* begin MATERIAL FOR THIS TASK *

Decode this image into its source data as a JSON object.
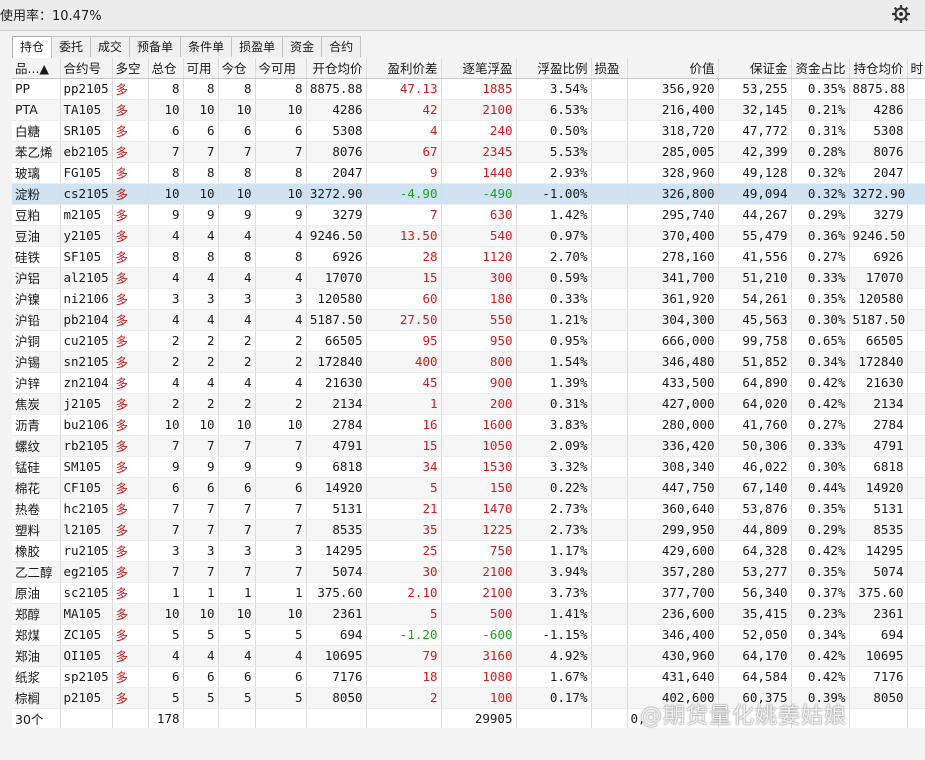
{
  "topbar": {
    "usage_text": "使用率：10.47%"
  },
  "tabs": [
    "持仓",
    "委托",
    "成交",
    "预备单",
    "条件单",
    "损盈单",
    "资金",
    "合约"
  ],
  "columns": [
    "品...▲",
    "合约号",
    "多空",
    "总仓",
    "可用",
    "今仓",
    "今可用",
    "开仓均价",
    "盈利价差",
    "逐笔浮盈",
    "浮盈比例",
    "损盈",
    "价值",
    "保证金",
    "资金占比",
    "持仓均价",
    "时"
  ],
  "rows": [
    [
      "PP",
      "pp2105",
      "多",
      "8",
      "8",
      "8",
      "8",
      "8875.88",
      "47.13",
      "1885",
      "3.54%",
      "",
      "356,920",
      "53,255",
      "0.35%",
      "8875.88"
    ],
    [
      "PTA",
      "TA105",
      "多",
      "10",
      "10",
      "10",
      "10",
      "4286",
      "42",
      "2100",
      "6.53%",
      "",
      "216,400",
      "32,145",
      "0.21%",
      "4286"
    ],
    [
      "白糖",
      "SR105",
      "多",
      "6",
      "6",
      "6",
      "6",
      "5308",
      "4",
      "240",
      "0.50%",
      "",
      "318,720",
      "47,772",
      "0.31%",
      "5308"
    ],
    [
      "苯乙烯",
      "eb2105",
      "多",
      "7",
      "7",
      "7",
      "7",
      "8076",
      "67",
      "2345",
      "5.53%",
      "",
      "285,005",
      "42,399",
      "0.28%",
      "8076"
    ],
    [
      "玻璃",
      "FG105",
      "多",
      "8",
      "8",
      "8",
      "8",
      "2047",
      "9",
      "1440",
      "2.93%",
      "",
      "328,960",
      "49,128",
      "0.32%",
      "2047"
    ],
    [
      "淀粉",
      "cs2105",
      "多",
      "10",
      "10",
      "10",
      "10",
      "3272.90",
      "-4.90",
      "-490",
      "-1.00%",
      "",
      "326,800",
      "49,094",
      "0.32%",
      "3272.90"
    ],
    [
      "豆粕",
      "m2105",
      "多",
      "9",
      "9",
      "9",
      "9",
      "3279",
      "7",
      "630",
      "1.42%",
      "",
      "295,740",
      "44,267",
      "0.29%",
      "3279"
    ],
    [
      "豆油",
      "y2105",
      "多",
      "4",
      "4",
      "4",
      "4",
      "9246.50",
      "13.50",
      "540",
      "0.97%",
      "",
      "370,400",
      "55,479",
      "0.36%",
      "9246.50"
    ],
    [
      "硅铁",
      "SF105",
      "多",
      "8",
      "8",
      "8",
      "8",
      "6926",
      "28",
      "1120",
      "2.70%",
      "",
      "278,160",
      "41,556",
      "0.27%",
      "6926"
    ],
    [
      "沪铝",
      "al2105",
      "多",
      "4",
      "4",
      "4",
      "4",
      "17070",
      "15",
      "300",
      "0.59%",
      "",
      "341,700",
      "51,210",
      "0.33%",
      "17070"
    ],
    [
      "沪镍",
      "ni2106",
      "多",
      "3",
      "3",
      "3",
      "3",
      "120580",
      "60",
      "180",
      "0.33%",
      "",
      "361,920",
      "54,261",
      "0.35%",
      "120580"
    ],
    [
      "沪铅",
      "pb2104",
      "多",
      "4",
      "4",
      "4",
      "4",
      "5187.50",
      "27.50",
      "550",
      "1.21%",
      "",
      "304,300",
      "45,563",
      "0.30%",
      "5187.50"
    ],
    [
      "沪铜",
      "cu2105",
      "多",
      "2",
      "2",
      "2",
      "2",
      "66505",
      "95",
      "950",
      "0.95%",
      "",
      "666,000",
      "99,758",
      "0.65%",
      "66505"
    ],
    [
      "沪锡",
      "sn2105",
      "多",
      "2",
      "2",
      "2",
      "2",
      "172840",
      "400",
      "800",
      "1.54%",
      "",
      "346,480",
      "51,852",
      "0.34%",
      "172840"
    ],
    [
      "沪锌",
      "zn2104",
      "多",
      "4",
      "4",
      "4",
      "4",
      "21630",
      "45",
      "900",
      "1.39%",
      "",
      "433,500",
      "64,890",
      "0.42%",
      "21630"
    ],
    [
      "焦炭",
      "j2105",
      "多",
      "2",
      "2",
      "2",
      "2",
      "2134",
      "1",
      "200",
      "0.31%",
      "",
      "427,000",
      "64,020",
      "0.42%",
      "2134"
    ],
    [
      "沥青",
      "bu2106",
      "多",
      "10",
      "10",
      "10",
      "10",
      "2784",
      "16",
      "1600",
      "3.83%",
      "",
      "280,000",
      "41,760",
      "0.27%",
      "2784"
    ],
    [
      "螺纹",
      "rb2105",
      "多",
      "7",
      "7",
      "7",
      "7",
      "4791",
      "15",
      "1050",
      "2.09%",
      "",
      "336,420",
      "50,306",
      "0.33%",
      "4791"
    ],
    [
      "锰硅",
      "SM105",
      "多",
      "9",
      "9",
      "9",
      "9",
      "6818",
      "34",
      "1530",
      "3.32%",
      "",
      "308,340",
      "46,022",
      "0.30%",
      "6818"
    ],
    [
      "棉花",
      "CF105",
      "多",
      "6",
      "6",
      "6",
      "6",
      "14920",
      "5",
      "150",
      "0.22%",
      "",
      "447,750",
      "67,140",
      "0.44%",
      "14920"
    ],
    [
      "热卷",
      "hc2105",
      "多",
      "7",
      "7",
      "7",
      "7",
      "5131",
      "21",
      "1470",
      "2.73%",
      "",
      "360,640",
      "53,876",
      "0.35%",
      "5131"
    ],
    [
      "塑料",
      "l2105",
      "多",
      "7",
      "7",
      "7",
      "7",
      "8535",
      "35",
      "1225",
      "2.73%",
      "",
      "299,950",
      "44,809",
      "0.29%",
      "8535"
    ],
    [
      "橡胶",
      "ru2105",
      "多",
      "3",
      "3",
      "3",
      "3",
      "14295",
      "25",
      "750",
      "1.17%",
      "",
      "429,600",
      "64,328",
      "0.42%",
      "14295"
    ],
    [
      "乙二醇",
      "eg2105",
      "多",
      "7",
      "7",
      "7",
      "7",
      "5074",
      "30",
      "2100",
      "3.94%",
      "",
      "357,280",
      "53,277",
      "0.35%",
      "5074"
    ],
    [
      "原油",
      "sc2105",
      "多",
      "1",
      "1",
      "1",
      "1",
      "375.60",
      "2.10",
      "2100",
      "3.73%",
      "",
      "377,700",
      "56,340",
      "0.37%",
      "375.60"
    ],
    [
      "郑醇",
      "MA105",
      "多",
      "10",
      "10",
      "10",
      "10",
      "2361",
      "5",
      "500",
      "1.41%",
      "",
      "236,600",
      "35,415",
      "0.23%",
      "2361"
    ],
    [
      "郑煤",
      "ZC105",
      "多",
      "5",
      "5",
      "5",
      "5",
      "694",
      "-1.20",
      "-600",
      "-1.15%",
      "",
      "346,400",
      "52,050",
      "0.34%",
      "694"
    ],
    [
      "郑油",
      "OI105",
      "多",
      "4",
      "4",
      "4",
      "4",
      "10695",
      "79",
      "3160",
      "4.92%",
      "",
      "430,960",
      "64,170",
      "0.42%",
      "10695"
    ],
    [
      "纸浆",
      "sp2105",
      "多",
      "6",
      "6",
      "6",
      "6",
      "7176",
      "18",
      "1080",
      "1.67%",
      "",
      "431,640",
      "64,584",
      "0.42%",
      "7176"
    ],
    [
      "棕榈",
      "p2105",
      "多",
      "5",
      "5",
      "5",
      "5",
      "8050",
      "2",
      "100",
      "0.17%",
      "",
      "402,600",
      "60,375",
      "0.39%",
      "8050"
    ]
  ],
  "footer": {
    "count": "30个",
    "total_position": "178",
    "total_float": "29905",
    "value_partial": "0,"
  },
  "selected_row_index": 5,
  "watermark": "@期货量化姚姜姑娘",
  "colors": {
    "profit": "#d21c1c",
    "loss": "#16a51c",
    "selected": "#cfe3f3"
  }
}
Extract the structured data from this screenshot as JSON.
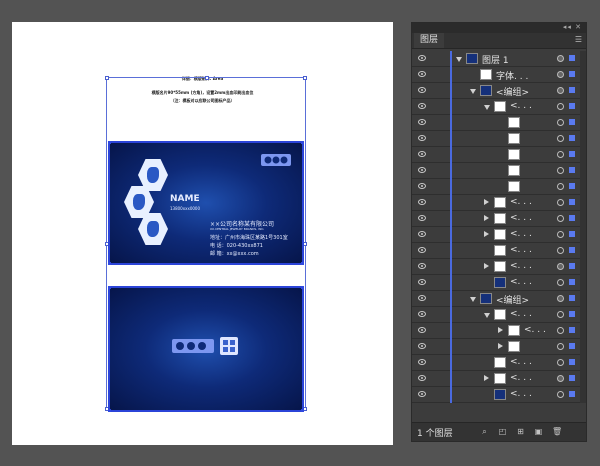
{
  "document": {
    "header_line1": "详细：横版制作. Area",
    "header_line2": "横版名片90*55mm (方角)，设置2mm出血印刷出血位",
    "header_line3": "（注：模板对以应联公司图标产品）",
    "card_front": {
      "name": "NAME",
      "phone": "13800xxx0000",
      "company_cn": "××公司名称某有限公司",
      "company_en": "XX.CENTRAL JEWELRY BRANDS, INC.",
      "address": "地址：广州市海珠区某路1号301室",
      "tel": "电 话：020-430xx871",
      "email": "邮 箱：xx@xxx.com"
    }
  },
  "layers_panel": {
    "tab_label": "图层",
    "menu_icon": "panel-menu-icon",
    "top_controls": "◂◂ ✕",
    "footer_count": "1 个图层",
    "rows": [
      {
        "label": "图层 1",
        "indent": 0,
        "arrow": "down",
        "thumb": "dark",
        "target": "filled",
        "select": "on"
      },
      {
        "label": "字体. . .",
        "indent": 1,
        "arrow": "",
        "thumb": "light",
        "target": "filled",
        "select": "on"
      },
      {
        "label": "<编组>",
        "indent": 1,
        "arrow": "down",
        "thumb": "dark",
        "target": "filled",
        "select": "on"
      },
      {
        "label": "<. . .",
        "indent": 2,
        "arrow": "down",
        "thumb": "light",
        "target": "",
        "select": "on"
      },
      {
        "label": "",
        "indent": 3,
        "arrow": "",
        "thumb": "light",
        "target": "",
        "select": "on"
      },
      {
        "label": "",
        "indent": 3,
        "arrow": "",
        "thumb": "light",
        "target": "",
        "select": "on"
      },
      {
        "label": "",
        "indent": 3,
        "arrow": "",
        "thumb": "light",
        "target": "",
        "select": "on"
      },
      {
        "label": "",
        "indent": 3,
        "arrow": "",
        "thumb": "light",
        "target": "",
        "select": "on"
      },
      {
        "label": "",
        "indent": 3,
        "arrow": "",
        "thumb": "light",
        "target": "",
        "select": "on"
      },
      {
        "label": "<. . .",
        "indent": 2,
        "arrow": "right",
        "thumb": "light",
        "target": "",
        "select": "on"
      },
      {
        "label": "<. . .",
        "indent": 2,
        "arrow": "right",
        "thumb": "light",
        "target": "",
        "select": "on"
      },
      {
        "label": "<. . .",
        "indent": 2,
        "arrow": "right",
        "thumb": "light",
        "target": "",
        "select": "on"
      },
      {
        "label": "<. . .",
        "indent": 2,
        "arrow": "",
        "thumb": "light",
        "target": "",
        "select": "on"
      },
      {
        "label": "<. . .",
        "indent": 2,
        "arrow": "right",
        "thumb": "light",
        "target": "filled",
        "select": "on"
      },
      {
        "label": "<. . .",
        "indent": 2,
        "arrow": "",
        "thumb": "dark",
        "target": "",
        "select": "on"
      },
      {
        "label": "<编组>",
        "indent": 1,
        "arrow": "down",
        "thumb": "dark",
        "target": "filled",
        "select": "on"
      },
      {
        "label": "<. . .",
        "indent": 2,
        "arrow": "down",
        "thumb": "light",
        "target": "",
        "select": "on"
      },
      {
        "label": "<. . .",
        "indent": 3,
        "arrow": "right",
        "thumb": "light",
        "target": "",
        "select": "on"
      },
      {
        "label": "",
        "indent": 3,
        "arrow": "right",
        "thumb": "light",
        "target": "",
        "select": "on"
      },
      {
        "label": "<. . .",
        "indent": 2,
        "arrow": "",
        "thumb": "light",
        "target": "",
        "select": "on"
      },
      {
        "label": "<. . .",
        "indent": 2,
        "arrow": "right",
        "thumb": "light",
        "target": "filled",
        "select": "on"
      },
      {
        "label": "<. . .",
        "indent": 2,
        "arrow": "",
        "thumb": "dark",
        "target": "",
        "select": "on"
      }
    ]
  },
  "colors": {
    "workspace": "#535353",
    "card_border": "#2b44d8",
    "layer_color": "#4a6ae0"
  }
}
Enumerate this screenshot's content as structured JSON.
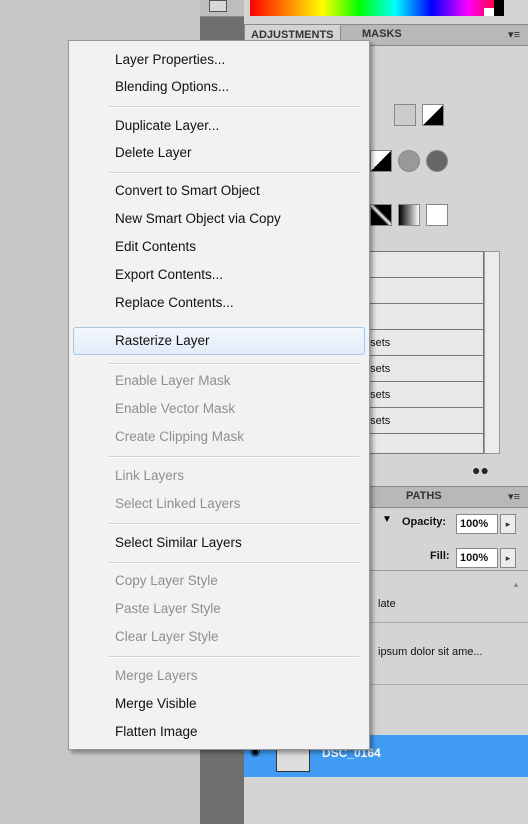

* end MATERIAL FOR THIS TASK *

> [PROBLEM REQUIREMENTS] Isolate each line of the listing above that includes "data". Copy it.

> [RESULT]
Decode this image into its source data as a JSON object.
Extract the structured data from this screenshot as JSON.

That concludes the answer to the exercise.